Passage given:
## start

Personal information
- Full name: Henry Sylvester Crapper
- Date of birth: 15 January 1905
- Place of birth: Raywood, Victoria
- Date of death: 28 December 1976 (aged 71)
- Place of death: Parkville, Victoria
- Original team(s): Maryborough, Castlemaine

Playing career^{1}
- Years: Club / Games (Goals)
- 1930–31: Melbourne / 12 (6)
- ^{1} Playing statistics correct to the end of 1931.

= Harry Crapper =

Australian rules footballer, born 1905

Henry Sylvester Crapper (15 January 1905 – 28 December 1976) was an Australian rules footballer who played with Melbourne in the Victorian Football League (VFL).

==Family==
The son of Henry Crapper (1871-1952), and Winifred Crapper (1875-1951), née Fitzgerald, Henry Sylvester Crapper was born at Raywood, Victoria on 15 January 1905.

## end

Set exercise: Using the Harry Crapper profile above, decide whether each statement agrees with it: 1. He played 12 games for Melbourne. 2. He died in Raywood, Victoria. 3. His mother's maiden name was Fitzgerald. Answer yes or no for each, and quote the words of the profile that decide it.

Dataset extract:
## start

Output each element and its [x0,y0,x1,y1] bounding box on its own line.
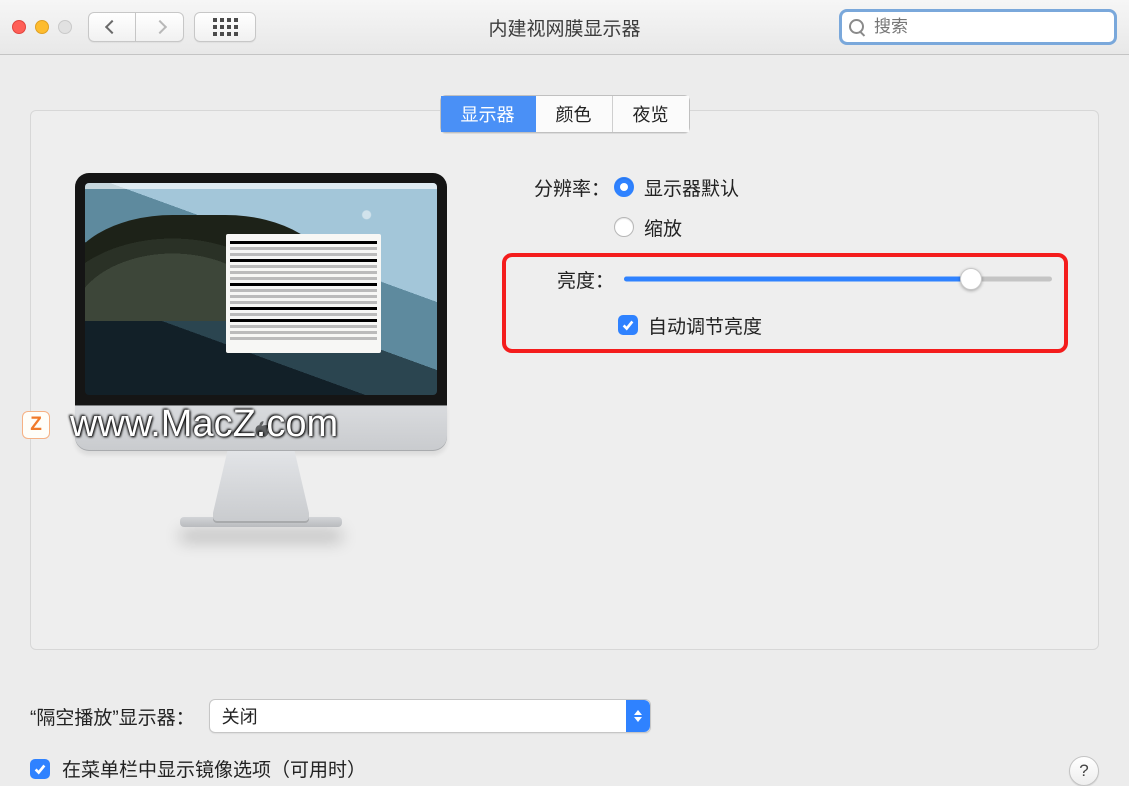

## end

Solution for this exercise:
1. Yes: "1930–31: Melbourne / 12 (6)"
2. No: "Place of death: Parkville, Victoria"
3. Yes: "Winifred Crapper (1875-1951), née Fitzgerald"